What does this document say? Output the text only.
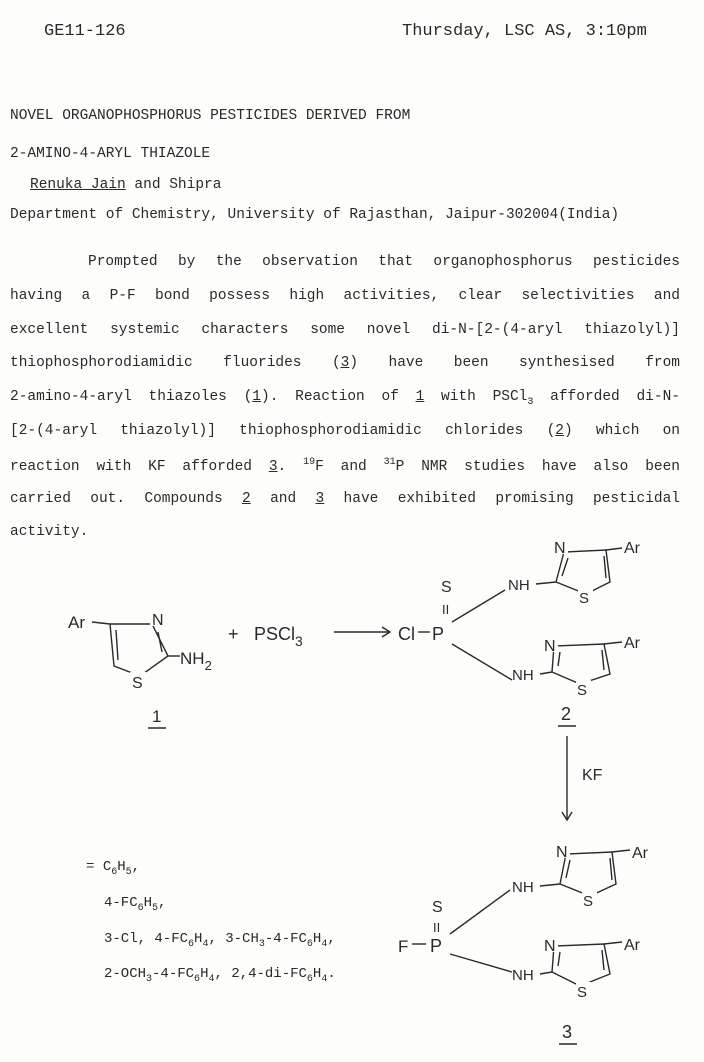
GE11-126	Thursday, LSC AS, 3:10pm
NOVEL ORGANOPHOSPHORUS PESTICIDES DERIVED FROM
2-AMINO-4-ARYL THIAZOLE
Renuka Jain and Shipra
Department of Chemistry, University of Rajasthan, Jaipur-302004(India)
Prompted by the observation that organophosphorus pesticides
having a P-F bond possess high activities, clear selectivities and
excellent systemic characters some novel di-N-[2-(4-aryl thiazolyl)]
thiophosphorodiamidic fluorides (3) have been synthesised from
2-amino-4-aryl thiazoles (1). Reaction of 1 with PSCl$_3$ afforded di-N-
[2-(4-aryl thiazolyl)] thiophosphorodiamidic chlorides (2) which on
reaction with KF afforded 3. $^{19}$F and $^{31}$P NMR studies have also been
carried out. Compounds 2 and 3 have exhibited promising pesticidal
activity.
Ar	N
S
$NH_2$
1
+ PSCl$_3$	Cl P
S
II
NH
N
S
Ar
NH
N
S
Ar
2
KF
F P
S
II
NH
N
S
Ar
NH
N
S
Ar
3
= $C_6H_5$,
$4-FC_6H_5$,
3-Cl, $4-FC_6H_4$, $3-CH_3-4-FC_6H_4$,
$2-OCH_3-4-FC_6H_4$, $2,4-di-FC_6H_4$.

++++++++

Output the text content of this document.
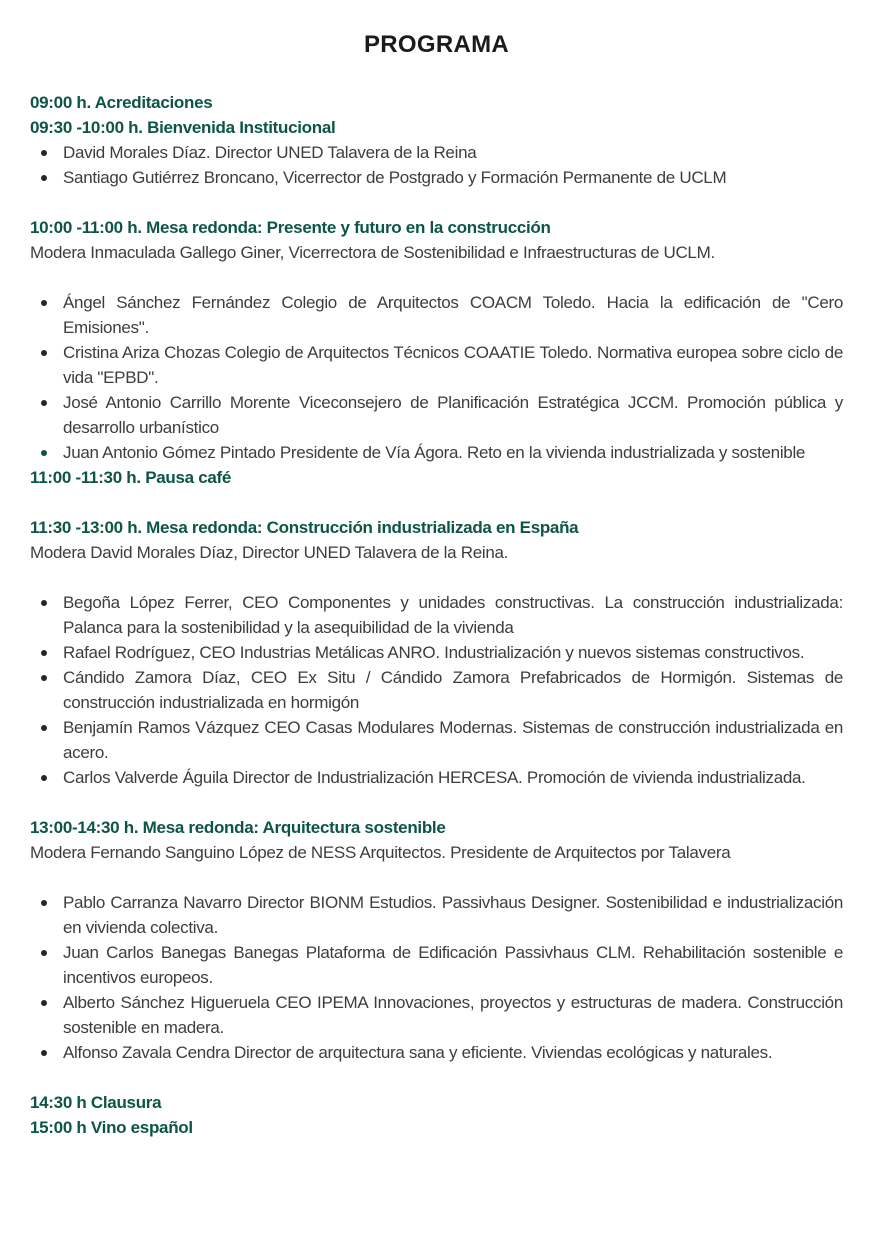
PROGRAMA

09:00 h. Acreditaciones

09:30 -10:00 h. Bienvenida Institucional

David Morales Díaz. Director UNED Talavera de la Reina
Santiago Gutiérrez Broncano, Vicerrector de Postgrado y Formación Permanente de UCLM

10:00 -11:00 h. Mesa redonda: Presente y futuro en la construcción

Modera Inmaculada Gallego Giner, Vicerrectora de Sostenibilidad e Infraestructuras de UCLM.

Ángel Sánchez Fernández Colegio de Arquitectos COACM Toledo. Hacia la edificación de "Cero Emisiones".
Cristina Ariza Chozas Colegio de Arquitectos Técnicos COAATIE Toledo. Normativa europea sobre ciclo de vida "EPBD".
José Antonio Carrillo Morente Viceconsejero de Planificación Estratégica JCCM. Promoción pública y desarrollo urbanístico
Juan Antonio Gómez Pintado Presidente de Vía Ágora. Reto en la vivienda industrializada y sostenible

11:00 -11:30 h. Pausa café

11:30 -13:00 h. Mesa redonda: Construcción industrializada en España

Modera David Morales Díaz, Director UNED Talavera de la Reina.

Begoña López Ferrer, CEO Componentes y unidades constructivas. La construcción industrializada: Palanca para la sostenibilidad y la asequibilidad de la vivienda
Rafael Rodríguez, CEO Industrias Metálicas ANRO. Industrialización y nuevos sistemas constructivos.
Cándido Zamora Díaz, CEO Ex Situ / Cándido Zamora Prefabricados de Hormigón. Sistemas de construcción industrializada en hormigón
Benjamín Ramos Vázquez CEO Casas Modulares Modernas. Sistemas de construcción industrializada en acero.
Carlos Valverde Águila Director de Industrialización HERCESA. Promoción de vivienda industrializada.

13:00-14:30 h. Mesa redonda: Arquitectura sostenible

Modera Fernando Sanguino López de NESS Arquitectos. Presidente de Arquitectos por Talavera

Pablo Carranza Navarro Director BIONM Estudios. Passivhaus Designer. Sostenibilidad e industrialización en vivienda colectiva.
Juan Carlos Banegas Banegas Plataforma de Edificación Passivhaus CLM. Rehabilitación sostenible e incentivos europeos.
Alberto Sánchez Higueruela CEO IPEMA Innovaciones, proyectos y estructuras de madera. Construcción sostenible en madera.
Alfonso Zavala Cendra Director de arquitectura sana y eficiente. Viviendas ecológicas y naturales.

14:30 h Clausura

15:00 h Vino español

++++++++

Exercise – Where a line contains the string "David", extract that line.

Task result –
David Morales Díaz. Director UNED Talavera de la Reina
Modera David Morales Díaz, Director UNED Talavera de la Reina.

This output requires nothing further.